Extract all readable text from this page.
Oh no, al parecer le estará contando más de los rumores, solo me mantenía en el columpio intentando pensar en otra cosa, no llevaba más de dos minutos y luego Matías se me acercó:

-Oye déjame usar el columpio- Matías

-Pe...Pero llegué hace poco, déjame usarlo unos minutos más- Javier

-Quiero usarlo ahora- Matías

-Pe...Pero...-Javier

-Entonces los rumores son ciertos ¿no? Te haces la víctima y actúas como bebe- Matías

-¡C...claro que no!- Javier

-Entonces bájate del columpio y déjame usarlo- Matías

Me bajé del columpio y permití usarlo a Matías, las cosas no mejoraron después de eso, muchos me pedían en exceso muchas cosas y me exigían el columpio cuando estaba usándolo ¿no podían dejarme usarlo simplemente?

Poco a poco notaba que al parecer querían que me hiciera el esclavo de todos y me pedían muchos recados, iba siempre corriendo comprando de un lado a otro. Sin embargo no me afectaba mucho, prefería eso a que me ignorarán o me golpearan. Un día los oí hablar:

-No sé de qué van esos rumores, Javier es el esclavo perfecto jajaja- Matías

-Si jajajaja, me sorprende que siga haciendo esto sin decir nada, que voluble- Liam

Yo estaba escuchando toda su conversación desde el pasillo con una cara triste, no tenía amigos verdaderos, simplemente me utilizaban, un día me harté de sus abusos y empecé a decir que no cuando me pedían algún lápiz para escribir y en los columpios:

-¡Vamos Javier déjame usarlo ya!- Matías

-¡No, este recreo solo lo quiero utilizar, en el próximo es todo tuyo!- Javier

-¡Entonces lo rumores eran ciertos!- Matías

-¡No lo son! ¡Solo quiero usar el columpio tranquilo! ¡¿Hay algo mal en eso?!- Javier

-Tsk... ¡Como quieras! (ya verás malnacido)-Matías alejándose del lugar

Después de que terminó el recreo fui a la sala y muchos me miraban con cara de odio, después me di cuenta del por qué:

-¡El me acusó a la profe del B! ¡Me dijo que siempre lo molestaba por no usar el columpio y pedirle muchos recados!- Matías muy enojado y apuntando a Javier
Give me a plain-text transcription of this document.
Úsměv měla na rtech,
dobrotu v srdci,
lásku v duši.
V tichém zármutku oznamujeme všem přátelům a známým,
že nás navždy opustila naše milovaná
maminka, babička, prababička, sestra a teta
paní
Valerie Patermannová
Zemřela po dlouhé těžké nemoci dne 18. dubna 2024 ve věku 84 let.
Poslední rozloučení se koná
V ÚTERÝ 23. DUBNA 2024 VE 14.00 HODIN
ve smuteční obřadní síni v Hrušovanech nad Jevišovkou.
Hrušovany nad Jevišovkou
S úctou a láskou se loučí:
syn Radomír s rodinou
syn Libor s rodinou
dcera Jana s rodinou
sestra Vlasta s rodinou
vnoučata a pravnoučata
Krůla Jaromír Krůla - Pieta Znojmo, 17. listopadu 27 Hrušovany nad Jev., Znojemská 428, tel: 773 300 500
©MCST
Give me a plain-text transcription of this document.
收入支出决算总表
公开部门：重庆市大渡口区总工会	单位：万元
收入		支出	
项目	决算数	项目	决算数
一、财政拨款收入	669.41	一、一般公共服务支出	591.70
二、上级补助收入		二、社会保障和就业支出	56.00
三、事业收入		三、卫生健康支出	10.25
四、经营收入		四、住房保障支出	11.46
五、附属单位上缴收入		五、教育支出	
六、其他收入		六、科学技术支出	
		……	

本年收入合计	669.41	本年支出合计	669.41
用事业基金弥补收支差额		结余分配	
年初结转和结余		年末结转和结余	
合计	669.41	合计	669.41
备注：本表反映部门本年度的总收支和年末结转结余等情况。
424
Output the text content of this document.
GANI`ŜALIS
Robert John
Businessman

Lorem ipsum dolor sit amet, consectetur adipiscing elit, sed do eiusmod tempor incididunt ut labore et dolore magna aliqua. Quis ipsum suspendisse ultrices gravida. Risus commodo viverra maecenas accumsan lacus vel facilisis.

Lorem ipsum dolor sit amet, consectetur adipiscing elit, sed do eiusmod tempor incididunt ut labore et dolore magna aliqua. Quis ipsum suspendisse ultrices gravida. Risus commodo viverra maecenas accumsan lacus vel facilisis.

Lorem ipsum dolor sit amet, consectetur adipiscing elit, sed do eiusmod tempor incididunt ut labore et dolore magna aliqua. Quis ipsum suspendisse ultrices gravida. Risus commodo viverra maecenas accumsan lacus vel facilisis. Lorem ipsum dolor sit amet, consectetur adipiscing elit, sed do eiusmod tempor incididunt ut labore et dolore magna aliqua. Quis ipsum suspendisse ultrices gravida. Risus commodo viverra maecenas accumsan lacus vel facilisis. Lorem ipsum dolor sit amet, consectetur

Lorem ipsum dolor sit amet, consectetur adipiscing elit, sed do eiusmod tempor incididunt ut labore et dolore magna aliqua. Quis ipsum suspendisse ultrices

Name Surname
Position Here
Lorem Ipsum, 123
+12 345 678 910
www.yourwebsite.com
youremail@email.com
===
■ YOUR OBJECTIVE
Return all lines containing the word "esclavo".

■ RESULT OF THIS EXERCISE
Poco a poco notaba que al parecer querían que me hiciera el esclavo de todos y me pedían muchos recados, iba siempre corriendo comprando de un lado a otro. Sin embargo no me afectaba mucho, prefería eso a que me ignorarán o me golpearan. Un día los oí hablar:
-No sé de qué van esos rumores, Javier es el esclavo perfecto jajaja- Matías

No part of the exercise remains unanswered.